#### WHAT IS ASKED:
Leave the pictures out and transcribe every record exactly.

#### Saved entries:
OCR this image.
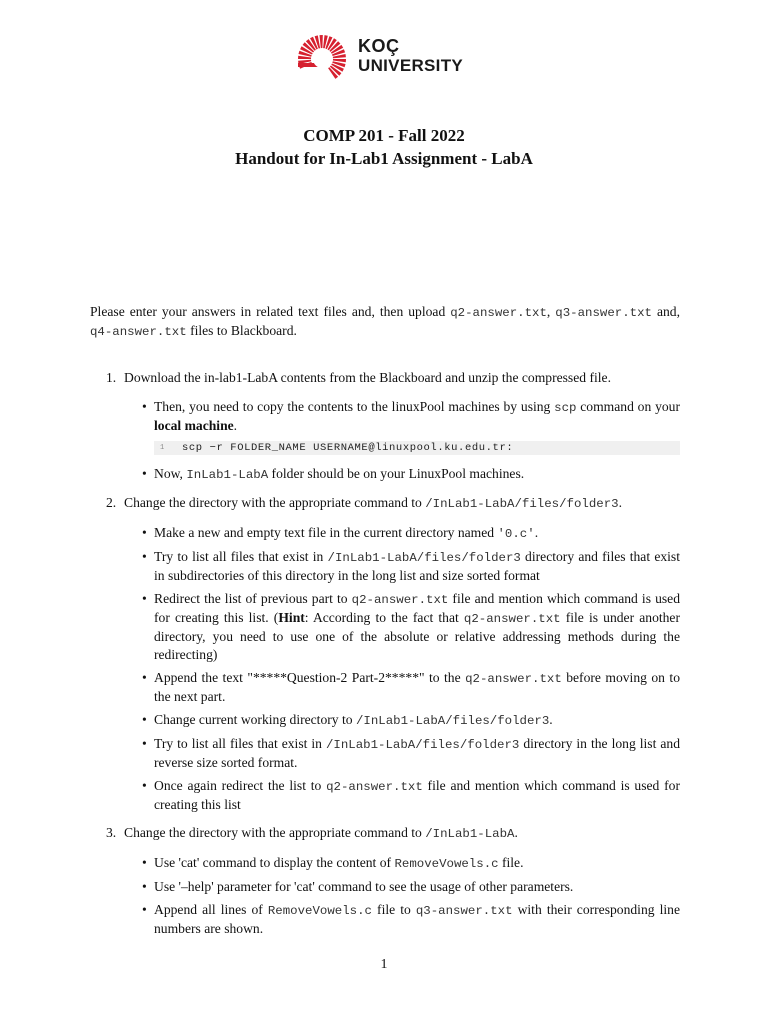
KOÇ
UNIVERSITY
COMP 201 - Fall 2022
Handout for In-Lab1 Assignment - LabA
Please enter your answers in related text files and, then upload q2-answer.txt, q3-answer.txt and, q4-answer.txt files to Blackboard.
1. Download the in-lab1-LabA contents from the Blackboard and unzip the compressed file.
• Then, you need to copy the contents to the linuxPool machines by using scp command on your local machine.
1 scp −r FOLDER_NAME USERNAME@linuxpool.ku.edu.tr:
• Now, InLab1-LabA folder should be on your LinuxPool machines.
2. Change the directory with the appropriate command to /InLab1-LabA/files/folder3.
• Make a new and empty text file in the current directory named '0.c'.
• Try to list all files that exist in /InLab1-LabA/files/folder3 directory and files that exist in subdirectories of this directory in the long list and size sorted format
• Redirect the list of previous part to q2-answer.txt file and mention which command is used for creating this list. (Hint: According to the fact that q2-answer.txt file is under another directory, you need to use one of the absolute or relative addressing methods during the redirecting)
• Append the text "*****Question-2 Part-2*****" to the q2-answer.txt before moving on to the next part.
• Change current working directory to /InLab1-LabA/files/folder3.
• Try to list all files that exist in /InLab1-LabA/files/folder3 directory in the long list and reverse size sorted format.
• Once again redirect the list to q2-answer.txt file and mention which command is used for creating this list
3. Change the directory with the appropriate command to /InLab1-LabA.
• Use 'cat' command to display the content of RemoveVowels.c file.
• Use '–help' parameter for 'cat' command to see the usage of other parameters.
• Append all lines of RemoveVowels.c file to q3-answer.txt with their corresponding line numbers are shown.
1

#### ANSWER TO THE EXERCISE:
OCR this image.
KOÇ
UNIVERSITY
COMP 201 - Fall 2022
Handout for In-Lab1 Assignment - LabA
Please enter your answers in related text files and, then upload q2-answer.txt, q3-answer.txt and, q4-answer.txt files to Blackboard.
1. Download the in-lab1-LabA contents from the Blackboard and unzip the compressed file.
• Then, you need to copy the contents to the linuxPool machines by using scp command on your local machine.
1 scp −r FOLDER_NAME USERNAME@linuxpool.ku.edu.tr:
• Now, InLab1-LabA folder should be on your LinuxPool machines.
2. Change the directory with the appropriate command to /InLab1-LabA/files/folder3.
• Make a new and empty text file in the current directory named '0.c'.
• Try to list all files that exist in /InLab1-LabA/files/folder3 directory and files that exist in subdirectories of this directory in the long list and size sorted format
• Redirect the list of previous part to q2-answer.txt file and mention which command is used for creating this list. (Hint: According to the fact that q2-answer.txt file is under another directory, you need to use one of the absolute or relative addressing methods during the redirecting)
• Append the text "*****Question-2 Part-2*****" to the q2-answer.txt before moving on to the next part.
• Change current working directory to /InLab1-LabA/files/folder3.
• Try to list all files that exist in /InLab1-LabA/files/folder3 directory in the long list and reverse size sorted format.
• Once again redirect the list to q2-answer.txt file and mention which command is used for creating this list
3. Change the directory with the appropriate command to /InLab1-LabA.
• Use 'cat' command to display the content of RemoveVowels.c file.
• Use '–help' parameter for 'cat' command to see the usage of other parameters.
• Append all lines of RemoveVowels.c file to q3-answer.txt with their corresponding line numbers are shown.
1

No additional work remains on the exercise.